> **The problem**: Set down each record exactly as written.

※

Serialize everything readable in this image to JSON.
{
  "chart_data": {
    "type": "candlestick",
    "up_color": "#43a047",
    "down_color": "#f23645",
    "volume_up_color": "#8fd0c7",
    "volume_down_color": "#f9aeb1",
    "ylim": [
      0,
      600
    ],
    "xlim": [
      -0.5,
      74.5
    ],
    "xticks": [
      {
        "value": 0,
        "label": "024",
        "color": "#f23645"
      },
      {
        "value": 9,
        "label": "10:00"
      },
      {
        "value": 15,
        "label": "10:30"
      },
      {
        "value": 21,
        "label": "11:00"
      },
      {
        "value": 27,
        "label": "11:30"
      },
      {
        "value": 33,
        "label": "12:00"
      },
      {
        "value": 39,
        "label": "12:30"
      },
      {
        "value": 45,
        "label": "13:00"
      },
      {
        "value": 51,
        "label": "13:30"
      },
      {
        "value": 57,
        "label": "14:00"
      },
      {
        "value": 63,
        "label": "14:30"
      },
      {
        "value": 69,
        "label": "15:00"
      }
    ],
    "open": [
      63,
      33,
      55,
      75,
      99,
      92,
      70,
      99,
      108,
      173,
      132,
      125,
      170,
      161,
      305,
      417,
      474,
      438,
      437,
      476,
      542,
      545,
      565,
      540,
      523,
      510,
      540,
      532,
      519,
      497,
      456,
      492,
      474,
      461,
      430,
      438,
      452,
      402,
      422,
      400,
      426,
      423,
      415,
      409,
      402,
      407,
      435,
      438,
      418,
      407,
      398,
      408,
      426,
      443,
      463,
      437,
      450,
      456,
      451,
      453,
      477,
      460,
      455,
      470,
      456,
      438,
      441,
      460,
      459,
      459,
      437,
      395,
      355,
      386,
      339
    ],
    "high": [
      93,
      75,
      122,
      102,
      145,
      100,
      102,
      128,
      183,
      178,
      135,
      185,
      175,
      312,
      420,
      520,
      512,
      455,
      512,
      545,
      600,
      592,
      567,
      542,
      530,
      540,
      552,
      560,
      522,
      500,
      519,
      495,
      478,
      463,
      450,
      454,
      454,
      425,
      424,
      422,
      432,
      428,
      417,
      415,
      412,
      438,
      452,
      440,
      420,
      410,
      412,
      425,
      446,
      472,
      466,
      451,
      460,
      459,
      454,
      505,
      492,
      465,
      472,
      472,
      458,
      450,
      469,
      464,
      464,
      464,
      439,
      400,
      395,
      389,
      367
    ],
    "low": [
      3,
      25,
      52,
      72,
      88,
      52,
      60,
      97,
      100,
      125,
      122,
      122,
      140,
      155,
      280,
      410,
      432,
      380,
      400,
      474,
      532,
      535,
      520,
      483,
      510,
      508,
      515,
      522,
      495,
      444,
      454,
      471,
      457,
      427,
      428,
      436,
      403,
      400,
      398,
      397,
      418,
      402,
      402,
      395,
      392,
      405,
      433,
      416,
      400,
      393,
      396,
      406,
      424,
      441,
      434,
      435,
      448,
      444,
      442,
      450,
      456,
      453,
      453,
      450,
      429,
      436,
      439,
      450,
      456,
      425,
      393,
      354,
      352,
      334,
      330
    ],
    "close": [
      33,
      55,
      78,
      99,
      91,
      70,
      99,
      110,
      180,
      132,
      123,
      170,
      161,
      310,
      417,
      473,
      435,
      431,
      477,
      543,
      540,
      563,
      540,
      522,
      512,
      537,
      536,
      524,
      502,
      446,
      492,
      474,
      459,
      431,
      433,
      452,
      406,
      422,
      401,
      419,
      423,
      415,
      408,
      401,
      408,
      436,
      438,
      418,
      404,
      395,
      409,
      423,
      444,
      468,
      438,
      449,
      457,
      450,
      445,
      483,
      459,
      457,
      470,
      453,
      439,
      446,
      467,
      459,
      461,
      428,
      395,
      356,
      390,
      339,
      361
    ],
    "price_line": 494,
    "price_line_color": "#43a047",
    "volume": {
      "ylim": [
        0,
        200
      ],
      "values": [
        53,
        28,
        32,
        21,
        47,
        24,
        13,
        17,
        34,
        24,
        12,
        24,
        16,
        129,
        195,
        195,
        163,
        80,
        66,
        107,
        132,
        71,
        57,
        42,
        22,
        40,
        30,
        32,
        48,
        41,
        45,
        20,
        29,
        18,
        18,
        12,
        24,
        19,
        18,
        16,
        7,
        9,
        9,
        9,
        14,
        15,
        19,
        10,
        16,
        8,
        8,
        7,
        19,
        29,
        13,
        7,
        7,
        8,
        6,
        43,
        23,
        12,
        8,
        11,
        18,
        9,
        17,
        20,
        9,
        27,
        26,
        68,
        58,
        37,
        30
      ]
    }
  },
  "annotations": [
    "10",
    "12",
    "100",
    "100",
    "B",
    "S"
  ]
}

※

> **The result**:
Serialize everything readable in this image to JSON.
{
  "chart_data": {
    "type": "candlestick",
    "up_color": "#43a047",
    "down_color": "#f23645",
    "volume_up_color": "#8fd0c7",
    "volume_down_color": "#f9aeb1",
    "ylim": [
      0,
      600
    ],
    "xlim": [
      -0.5,
      74.5
    ],
    "xticks": [
      {
        "value": 0,
        "label": "024",
        "color": "#f23645"
      },
      {
        "value": 9,
        "label": "10:00"
      },
      {
        "value": 15,
        "label": "10:30"
      },
      {
        "value": 21,
        "label": "11:00"
      },
      {
        "value": 27,
        "label": "11:30"
      },
      {
        "value": 33,
        "label": "12:00"
      },
      {
        "value": 39,
        "label": "12:30"
      },
      {
        "value": 45,
        "label": "13:00"
      },
      {
        "value": 51,
        "label": "13:30"
      },
      {
        "value": 57,
        "label": "14:00"
      },
      {
        "value": 63,
        "label": "14:30"
      },
      {
        "value": 69,
        "label": "15:00"
      }
    ],
    "open": [
      63,
      33,
      55,
      75,
      99,
      92,
      70,
      99,
      108,
      173,
      132,
      125,
      170,
      161,
      305,
      417,
      474,
      438,
      437,
      476,
      542,
      545,
      565,
      540,
      523,
      510,
      540,
      532,
      519,
      497,
      456,
      492,
      474,
      461,
      430,
      438,
      452,
      402,
      422,
      400,
      426,
      423,
      415,
      409,
      402,
      407,
      435,
      438,
      418,
      407,
      398,
      408,
      426,
      443,
      463,
      437,
      450,
      456,
      451,
      453,
      477,
      460,
      455,
      470,
      456,
      438,
      441,
      460,
      459,
      459,
      437,
      395,
      355,
      386,
      339
    ],
    "high": [
      93,
      75,
      122,
      102,
      145,
      100,
      102,
      128,
      183,
      178,
      135,
      185,
      175,
      312,
      420,
      520,
      512,
      455,
      512,
      545,
      600,
      592,
      567,
      542,
      530,
      540,
      552,
      560,
      522,
      500,
      519,
      495,
      478,
      463,
      450,
      454,
      454,
      425,
      424,
      422,
      432,
      428,
      417,
      415,
      412,
      438,
      452,
      440,
      420,
      410,
      412,
      425,
      446,
      472,
      466,
      451,
      460,
      459,
      454,
      505,
      492,
      465,
      472,
      472,
      458,
      450,
      469,
      464,
      464,
      464,
      439,
      400,
      395,
      389,
      367
    ],
    "low": [
      3,
      25,
      52,
      72,
      88,
      52,
      60,
      97,
      100,
      125,
      122,
      122,
      140,
      155,
      280,
      410,
      432,
      380,
      400,
      474,
      532,
      535,
      520,
      483,
      510,
      508,
      515,
      522,
      495,
      444,
      454,
      471,
      457,
      427,
      428,
      436,
      403,
      400,
      398,
      397,
      418,
      402,
      402,
      395,
      392,
      405,
      433,
      416,
      400,
      393,
      396,
      406,
      424,
      441,
      434,
      435,
      448,
      444,
      442,
      450,
      456,
      453,
      453,
      450,
      429,
      436,
      439,
      450,
      456,
      425,
      393,
      354,
      352,
      334,
      330
    ],
    "close": [
      33,
      55,
      78,
      99,
      91,
      70,
      99,
      110,
      180,
      132,
      123,
      170,
      161,
      310,
      417,
      473,
      435,
      431,
      477,
      543,
      540,
      563,
      540,
      522,
      512,
      537,
      536,
      524,
      502,
      446,
      492,
      474,
      459,
      431,
      433,
      452,
      406,
      422,
      401,
      419,
      423,
      415,
      408,
      401,
      408,
      436,
      438,
      418,
      404,
      395,
      409,
      423,
      444,
      468,
      438,
      449,
      457,
      450,
      445,
      483,
      459,
      457,
      470,
      453,
      439,
      446,
      467,
      459,
      461,
      428,
      395,
      356,
      390,
      339,
      361
    ],
    "price_line": 494,
    "price_line_color": "#43a047",
    "volume": {
      "ylim": [
        0,
        200
      ],
      "values": [
        53,
        28,
        32,
        21,
        47,
        24,
        13,
        17,
        34,
        24,
        12,
        24,
        16,
        129,
        195,
        195,
        163,
        80,
        66,
        107,
        132,
        71,
        57,
        42,
        22,
        40,
        30,
        32,
        48,
        41,
        45,
        20,
        29,
        18,
        18,
        12,
        24,
        19,
        18,
        16,
        7,
        9,
        9,
        9,
        14,
        15,
        19,
        10,
        16,
        8,
        8,
        7,
        19,
        29,
        13,
        7,
        7,
        8,
        6,
        43,
        23,
        12,
        8,
        11,
        18,
        9,
        17,
        20,
        9,
        27,
        26,
        68,
        58,
        37,
        30
      ]
    }
  },
  "annotations": [
    "10",
    "12",
    "100",
    "100",
    "B",
    "S"
  ]
}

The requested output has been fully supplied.